### Requirements
Repeat every record below exactly as written.

## begin Entries provided

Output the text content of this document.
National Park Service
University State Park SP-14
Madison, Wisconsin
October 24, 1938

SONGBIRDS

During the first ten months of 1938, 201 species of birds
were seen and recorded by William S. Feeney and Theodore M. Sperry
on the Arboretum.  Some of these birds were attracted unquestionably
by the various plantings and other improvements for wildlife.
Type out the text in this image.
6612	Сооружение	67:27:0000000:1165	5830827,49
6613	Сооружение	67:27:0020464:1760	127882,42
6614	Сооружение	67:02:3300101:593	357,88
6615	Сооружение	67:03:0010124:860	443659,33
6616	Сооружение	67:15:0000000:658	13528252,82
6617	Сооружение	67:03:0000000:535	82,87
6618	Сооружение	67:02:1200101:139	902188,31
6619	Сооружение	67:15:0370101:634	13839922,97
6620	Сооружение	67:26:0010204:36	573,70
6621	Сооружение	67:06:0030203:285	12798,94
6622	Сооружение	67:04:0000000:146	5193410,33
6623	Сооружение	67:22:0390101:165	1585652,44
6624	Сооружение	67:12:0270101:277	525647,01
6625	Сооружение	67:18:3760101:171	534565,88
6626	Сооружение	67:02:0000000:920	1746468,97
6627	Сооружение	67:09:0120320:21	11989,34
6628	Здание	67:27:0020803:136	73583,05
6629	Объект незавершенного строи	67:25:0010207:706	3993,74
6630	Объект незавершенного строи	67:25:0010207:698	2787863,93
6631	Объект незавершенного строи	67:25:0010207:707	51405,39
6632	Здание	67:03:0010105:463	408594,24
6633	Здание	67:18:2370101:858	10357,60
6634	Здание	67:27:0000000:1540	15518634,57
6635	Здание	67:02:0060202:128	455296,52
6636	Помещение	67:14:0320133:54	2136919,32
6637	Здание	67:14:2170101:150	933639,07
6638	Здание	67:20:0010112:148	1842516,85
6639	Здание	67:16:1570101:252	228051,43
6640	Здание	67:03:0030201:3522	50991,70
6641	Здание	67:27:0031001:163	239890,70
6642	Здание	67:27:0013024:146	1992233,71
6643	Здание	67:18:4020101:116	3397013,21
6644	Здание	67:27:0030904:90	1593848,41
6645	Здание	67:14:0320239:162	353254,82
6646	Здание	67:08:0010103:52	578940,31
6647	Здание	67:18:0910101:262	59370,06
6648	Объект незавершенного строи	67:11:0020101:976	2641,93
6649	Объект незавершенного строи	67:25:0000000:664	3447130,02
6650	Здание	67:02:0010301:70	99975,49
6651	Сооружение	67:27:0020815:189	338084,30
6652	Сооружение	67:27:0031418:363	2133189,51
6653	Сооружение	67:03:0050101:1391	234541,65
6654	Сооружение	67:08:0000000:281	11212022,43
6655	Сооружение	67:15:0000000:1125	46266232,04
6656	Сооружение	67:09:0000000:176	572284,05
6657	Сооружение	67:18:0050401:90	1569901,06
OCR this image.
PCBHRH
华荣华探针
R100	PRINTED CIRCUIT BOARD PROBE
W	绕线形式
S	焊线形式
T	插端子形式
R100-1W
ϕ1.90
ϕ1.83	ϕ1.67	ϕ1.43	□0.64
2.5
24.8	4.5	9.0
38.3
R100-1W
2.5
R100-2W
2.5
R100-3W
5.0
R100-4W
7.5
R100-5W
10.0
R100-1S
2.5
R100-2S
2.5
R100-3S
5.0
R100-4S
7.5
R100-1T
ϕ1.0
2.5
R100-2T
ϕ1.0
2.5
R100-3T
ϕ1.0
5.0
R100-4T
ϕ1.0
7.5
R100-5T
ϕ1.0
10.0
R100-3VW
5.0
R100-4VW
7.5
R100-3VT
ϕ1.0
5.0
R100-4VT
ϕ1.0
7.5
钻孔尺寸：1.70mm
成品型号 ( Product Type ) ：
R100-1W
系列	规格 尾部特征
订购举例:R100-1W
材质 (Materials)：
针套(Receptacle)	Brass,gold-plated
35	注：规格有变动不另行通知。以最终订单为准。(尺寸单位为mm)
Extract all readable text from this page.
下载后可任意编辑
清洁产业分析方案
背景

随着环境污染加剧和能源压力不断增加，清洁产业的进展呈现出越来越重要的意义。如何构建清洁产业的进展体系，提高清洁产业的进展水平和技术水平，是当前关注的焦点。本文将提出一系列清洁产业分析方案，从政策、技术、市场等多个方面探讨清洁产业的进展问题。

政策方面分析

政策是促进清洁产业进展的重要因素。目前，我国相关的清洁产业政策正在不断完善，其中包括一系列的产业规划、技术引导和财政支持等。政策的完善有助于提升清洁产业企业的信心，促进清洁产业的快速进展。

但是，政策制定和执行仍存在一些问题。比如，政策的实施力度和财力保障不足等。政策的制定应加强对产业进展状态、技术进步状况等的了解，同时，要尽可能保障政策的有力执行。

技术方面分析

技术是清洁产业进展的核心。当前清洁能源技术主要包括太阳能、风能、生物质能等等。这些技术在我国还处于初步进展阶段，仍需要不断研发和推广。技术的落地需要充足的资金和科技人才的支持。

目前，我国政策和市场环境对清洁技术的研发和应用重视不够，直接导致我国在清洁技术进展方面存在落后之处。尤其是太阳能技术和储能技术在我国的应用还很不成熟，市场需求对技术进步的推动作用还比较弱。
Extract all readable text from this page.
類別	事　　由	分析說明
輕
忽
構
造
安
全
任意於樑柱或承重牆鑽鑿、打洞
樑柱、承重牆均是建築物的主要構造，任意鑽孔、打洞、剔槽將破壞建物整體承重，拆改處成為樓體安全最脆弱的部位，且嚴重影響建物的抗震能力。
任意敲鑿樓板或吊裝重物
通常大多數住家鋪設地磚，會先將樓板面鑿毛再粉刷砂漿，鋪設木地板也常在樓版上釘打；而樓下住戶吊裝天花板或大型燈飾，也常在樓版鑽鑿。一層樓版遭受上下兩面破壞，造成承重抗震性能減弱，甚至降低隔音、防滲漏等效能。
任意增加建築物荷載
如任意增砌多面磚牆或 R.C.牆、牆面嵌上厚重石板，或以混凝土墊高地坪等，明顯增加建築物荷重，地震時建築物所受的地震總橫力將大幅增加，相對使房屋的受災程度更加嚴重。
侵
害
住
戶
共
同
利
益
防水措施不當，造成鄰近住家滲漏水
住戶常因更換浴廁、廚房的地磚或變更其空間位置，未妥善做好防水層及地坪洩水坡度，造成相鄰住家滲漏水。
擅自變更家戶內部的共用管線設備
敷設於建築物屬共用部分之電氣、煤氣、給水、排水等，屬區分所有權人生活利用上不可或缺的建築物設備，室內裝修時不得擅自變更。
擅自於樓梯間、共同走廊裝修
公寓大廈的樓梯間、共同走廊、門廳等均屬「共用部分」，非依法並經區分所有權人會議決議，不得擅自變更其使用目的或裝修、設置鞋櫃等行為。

## end Entries provided

### Answer below
Output the text content of this document.
National Park Service
University State Park SP-14
Madison, Wisconsin
October 24, 1938

SONGBIRDS

During the first ten months of 1938, 201 species of birds
were seen and recorded by William S. Feeney and Theodore M. Sperry
on the Arboretum.  Some of these birds were attracted unquestionably
by the various plantings and other improvements for wildlife.
Type out the text in this image.
6612	Сооружение	67:27:0000000:1165	5830827,49
6613	Сооружение	67:27:0020464:1760	127882,42
6614	Сооружение	67:02:3300101:593	357,88
6615	Сооружение	67:03:0010124:860	443659,33
6616	Сооружение	67:15:0000000:658	13528252,82
6617	Сооружение	67:03:0000000:535	82,87
6618	Сооружение	67:02:1200101:139	902188,31
6619	Сооружение	67:15:0370101:634	13839922,97
6620	Сооружение	67:26:0010204:36	573,70
6621	Сооружение	67:06:0030203:285	12798,94
6622	Сооружение	67:04:0000000:146	5193410,33
6623	Сооружение	67:22:0390101:165	1585652,44
6624	Сооружение	67:12:0270101:277	525647,01
6625	Сооружение	67:18:3760101:171	534565,88
6626	Сооружение	67:02:0000000:920	1746468,97
6627	Сооружение	67:09:0120320:21	11989,34
6628	Здание	67:27:0020803:136	73583,05
6629	Объект незавершенного строи	67:25:0010207:706	3993,74
6630	Объект незавершенного строи	67:25:0010207:698	2787863,93
6631	Объект незавершенного строи	67:25:0010207:707	51405,39
6632	Здание	67:03:0010105:463	408594,24
6633	Здание	67:18:2370101:858	10357,60
6634	Здание	67:27:0000000:1540	15518634,57
6635	Здание	67:02:0060202:128	455296,52
6636	Помещение	67:14:0320133:54	2136919,32
6637	Здание	67:14:2170101:150	933639,07
6638	Здание	67:20:0010112:148	1842516,85
6639	Здание	67:16:1570101:252	228051,43
6640	Здание	67:03:0030201:3522	50991,70
6641	Здание	67:27:0031001:163	239890,70
6642	Здание	67:27:0013024:146	1992233,71
6643	Здание	67:18:4020101:116	3397013,21
6644	Здание	67:27:0030904:90	1593848,41
6645	Здание	67:14:0320239:162	353254,82
6646	Здание	67:08:0010103:52	578940,31
6647	Здание	67:18:0910101:262	59370,06
6648	Объект незавершенного строи	67:11:0020101:976	2641,93
6649	Объект незавершенного строи	67:25:0000000:664	3447130,02
6650	Здание	67:02:0010301:70	99975,49
6651	Сооружение	67:27:0020815:189	338084,30
6652	Сооружение	67:27:0031418:363	2133189,51
6653	Сооружение	67:03:0050101:1391	234541,65
6654	Сооружение	67:08:0000000:281	11212022,43
6655	Сооружение	67:15:0000000:1125	46266232,04
6656	Сооружение	67:09:0000000:176	572284,05
6657	Сооружение	67:18:0050401:90	1569901,06
OCR this image.
PCBHRH
华荣华探针
R100	PRINTED CIRCUIT BOARD PROBE
W	绕线形式
S	焊线形式
T	插端子形式
R100-1W
ϕ1.90
ϕ1.83	ϕ1.67	ϕ1.43	□0.64
2.5
24.8	4.5	9.0
38.3
R100-1W
2.5
R100-2W
2.5
R100-3W
5.0
R100-4W
7.5
R100-5W
10.0
R100-1S
2.5
R100-2S
2.5
R100-3S
5.0
R100-4S
7.5
R100-1T
ϕ1.0
2.5
R100-2T
ϕ1.0
2.5
R100-3T
ϕ1.0
5.0
R100-4T
ϕ1.0
7.5
R100-5T
ϕ1.0
10.0
R100-3VW
5.0
R100-4VW
7.5
R100-3VT
ϕ1.0
5.0
R100-4VT
ϕ1.0
7.5
钻孔尺寸：1.70mm
成品型号 ( Product Type ) ：
R100-1W
系列	规格 尾部特征
订购举例:R100-1W
材质 (Materials)：
针套(Receptacle)	Brass,gold-plated
35	注：规格有变动不另行通知。以最终订单为准。(尺寸单位为mm)
Extract all readable text from this page.
下载后可任意编辑
清洁产业分析方案
背景

随着环境污染加剧和能源压力不断增加，清洁产业的进展呈现出越来越重要的意义。如何构建清洁产业的进展体系，提高清洁产业的进展水平和技术水平，是当前关注的焦点。本文将提出一系列清洁产业分析方案，从政策、技术、市场等多个方面探讨清洁产业的进展问题。

政策方面分析

政策是促进清洁产业进展的重要因素。目前，我国相关的清洁产业政策正在不断完善，其中包括一系列的产业规划、技术引导和财政支持等。政策的完善有助于提升清洁产业企业的信心，促进清洁产业的快速进展。

但是，政策制定和执行仍存在一些问题。比如，政策的实施力度和财力保障不足等。政策的制定应加强对产业进展状态、技术进步状况等的了解，同时，要尽可能保障政策的有力执行。

技术方面分析

技术是清洁产业进展的核心。当前清洁能源技术主要包括太阳能、风能、生物质能等等。这些技术在我国还处于初步进展阶段，仍需要不断研发和推广。技术的落地需要充足的资金和科技人才的支持。

目前，我国政策和市场环境对清洁技术的研发和应用重视不够，直接导致我国在清洁技术进展方面存在落后之处。尤其是太阳能技术和储能技术在我国的应用还很不成熟，市场需求对技术进步的推动作用还比较弱。
Extract all readable text from this page.
類別	事　　由	分析說明
輕
忽
構
造
安
全
任意於樑柱或承重牆鑽鑿、打洞
樑柱、承重牆均是建築物的主要構造，任意鑽孔、打洞、剔槽將破壞建物整體承重，拆改處成為樓體安全最脆弱的部位，且嚴重影響建物的抗震能力。
任意敲鑿樓板或吊裝重物
通常大多數住家鋪設地磚，會先將樓板面鑿毛再粉刷砂漿，鋪設木地板也常在樓版上釘打；而樓下住戶吊裝天花板或大型燈飾，也常在樓版鑽鑿。一層樓版遭受上下兩面破壞，造成承重抗震性能減弱，甚至降低隔音、防滲漏等效能。
任意增加建築物荷載
如任意增砌多面磚牆或 R.C.牆、牆面嵌上厚重石板，或以混凝土墊高地坪等，明顯增加建築物荷重，地震時建築物所受的地震總橫力將大幅增加，相對使房屋的受災程度更加嚴重。
侵
害
住
戶
共
同
利
益
防水措施不當，造成鄰近住家滲漏水
住戶常因更換浴廁、廚房的地磚或變更其空間位置，未妥善做好防水層及地坪洩水坡度，造成相鄰住家滲漏水。
擅自變更家戶內部的共用管線設備
敷設於建築物屬共用部分之電氣、煤氣、給水、排水等，屬區分所有權人生活利用上不可或缺的建築物設備，室內裝修時不得擅自變更。
擅自於樓梯間、共同走廊裝修
公寓大廈的樓梯間、共同走廊、門廳等均屬「共用部分」，非依法並經區分所有權人會議決議，不得擅自變更其使用目的或裝修、設置鞋櫃等行為。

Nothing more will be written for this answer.